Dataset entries
*****

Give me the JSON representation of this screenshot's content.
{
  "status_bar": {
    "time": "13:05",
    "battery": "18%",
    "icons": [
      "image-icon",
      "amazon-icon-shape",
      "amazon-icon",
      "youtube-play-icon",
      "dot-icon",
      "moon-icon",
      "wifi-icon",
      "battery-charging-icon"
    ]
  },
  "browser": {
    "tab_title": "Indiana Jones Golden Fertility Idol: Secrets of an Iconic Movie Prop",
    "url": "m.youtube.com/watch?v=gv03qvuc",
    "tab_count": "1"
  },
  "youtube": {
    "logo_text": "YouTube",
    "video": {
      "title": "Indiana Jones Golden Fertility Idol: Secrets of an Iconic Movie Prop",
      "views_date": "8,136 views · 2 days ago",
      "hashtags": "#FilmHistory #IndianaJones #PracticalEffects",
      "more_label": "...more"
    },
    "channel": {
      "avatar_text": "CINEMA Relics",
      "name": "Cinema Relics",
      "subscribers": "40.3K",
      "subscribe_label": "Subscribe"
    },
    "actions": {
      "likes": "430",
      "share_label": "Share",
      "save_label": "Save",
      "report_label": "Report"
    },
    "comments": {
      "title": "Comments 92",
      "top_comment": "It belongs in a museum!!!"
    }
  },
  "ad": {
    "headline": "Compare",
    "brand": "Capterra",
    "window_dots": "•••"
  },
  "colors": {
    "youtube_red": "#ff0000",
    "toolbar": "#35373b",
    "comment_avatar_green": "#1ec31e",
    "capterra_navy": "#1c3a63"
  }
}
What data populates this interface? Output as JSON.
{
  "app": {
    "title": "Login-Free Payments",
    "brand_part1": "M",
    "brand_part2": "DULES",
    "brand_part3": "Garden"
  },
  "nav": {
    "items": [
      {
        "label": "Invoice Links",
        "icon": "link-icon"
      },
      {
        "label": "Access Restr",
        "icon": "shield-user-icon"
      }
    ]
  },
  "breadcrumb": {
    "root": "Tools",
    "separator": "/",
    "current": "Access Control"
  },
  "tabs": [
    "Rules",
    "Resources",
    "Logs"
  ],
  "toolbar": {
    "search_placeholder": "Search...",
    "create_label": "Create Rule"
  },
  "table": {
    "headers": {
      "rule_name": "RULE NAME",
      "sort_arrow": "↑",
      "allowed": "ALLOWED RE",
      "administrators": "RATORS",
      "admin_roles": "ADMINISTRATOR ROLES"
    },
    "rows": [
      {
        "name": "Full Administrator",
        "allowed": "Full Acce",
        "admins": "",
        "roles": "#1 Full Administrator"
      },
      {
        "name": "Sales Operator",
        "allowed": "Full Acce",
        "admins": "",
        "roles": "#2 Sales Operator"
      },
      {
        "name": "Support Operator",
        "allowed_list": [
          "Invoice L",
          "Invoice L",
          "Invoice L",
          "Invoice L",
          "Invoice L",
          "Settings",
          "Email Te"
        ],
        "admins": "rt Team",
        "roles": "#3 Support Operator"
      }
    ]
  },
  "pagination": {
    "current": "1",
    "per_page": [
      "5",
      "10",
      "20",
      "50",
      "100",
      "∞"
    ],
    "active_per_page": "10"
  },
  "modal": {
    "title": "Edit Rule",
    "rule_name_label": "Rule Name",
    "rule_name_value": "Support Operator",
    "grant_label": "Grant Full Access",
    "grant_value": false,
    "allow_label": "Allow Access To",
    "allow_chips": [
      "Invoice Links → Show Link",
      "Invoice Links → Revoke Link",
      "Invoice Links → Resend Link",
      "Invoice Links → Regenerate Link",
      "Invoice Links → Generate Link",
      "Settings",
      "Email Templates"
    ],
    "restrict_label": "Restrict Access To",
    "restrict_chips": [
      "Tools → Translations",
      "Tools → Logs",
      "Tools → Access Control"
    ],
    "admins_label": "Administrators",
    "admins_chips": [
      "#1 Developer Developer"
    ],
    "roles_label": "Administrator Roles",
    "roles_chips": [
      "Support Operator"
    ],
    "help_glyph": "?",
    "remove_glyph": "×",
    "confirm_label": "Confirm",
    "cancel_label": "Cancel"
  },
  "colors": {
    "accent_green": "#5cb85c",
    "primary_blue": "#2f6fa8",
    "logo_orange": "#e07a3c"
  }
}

*****

* **WRITTEN TASK**
Filter the records above for lines containing the word "Sales", and copy those lines.

* **OUTPUT OF THE TASK**
        "name": "Sales Operator",
        "roles": "#2 Sales Operator"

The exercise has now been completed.